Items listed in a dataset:

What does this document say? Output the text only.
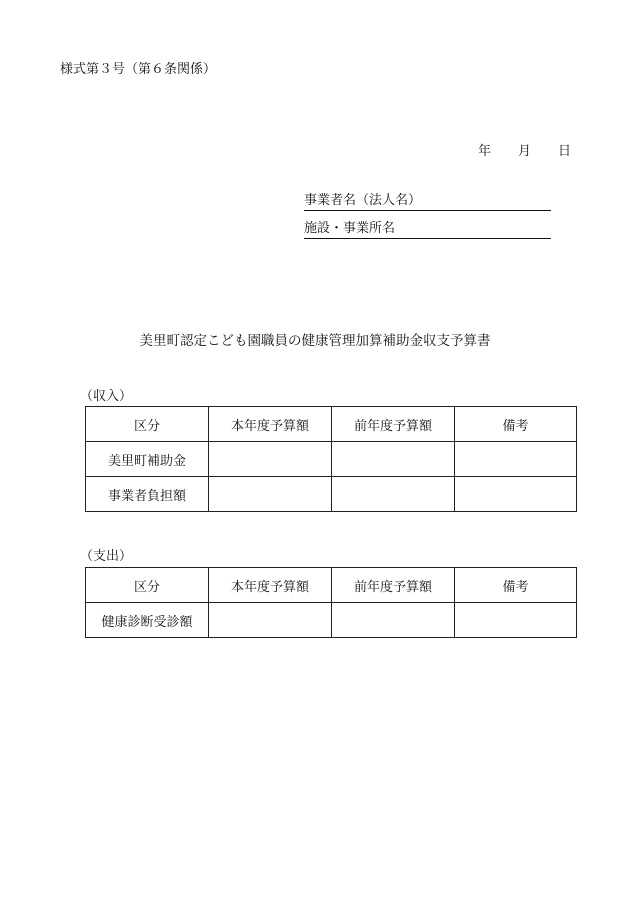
様式第３号（第６条関係）
年 月 日
事業者名（法人名）
施設・事業所名
美里町認定こども園職員の健康管理加算補助金収支予算書
（収入）
区分	本年度予算額	前年度予算額	備考
美里町補助金			
事業者負担額			
（支出）
区分	本年度予算額	前年度予算額	備考
健康診断受診額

GIVEN PROBLEM: Quote every line of the records above exactly; no picture is to be copied.

COMPLETE OUTPUT:
What does this document say? Output the text only.
様式第３号（第６条関係）
年 月 日
事業者名（法人名）
施設・事業所名
美里町認定こども園職員の健康管理加算補助金収支予算書
（収入）
区分	本年度予算額	前年度予算額	備考
美里町補助金			
事業者負担額			
（支出）
区分	本年度予算額	前年度予算額	備考
健康診断受診額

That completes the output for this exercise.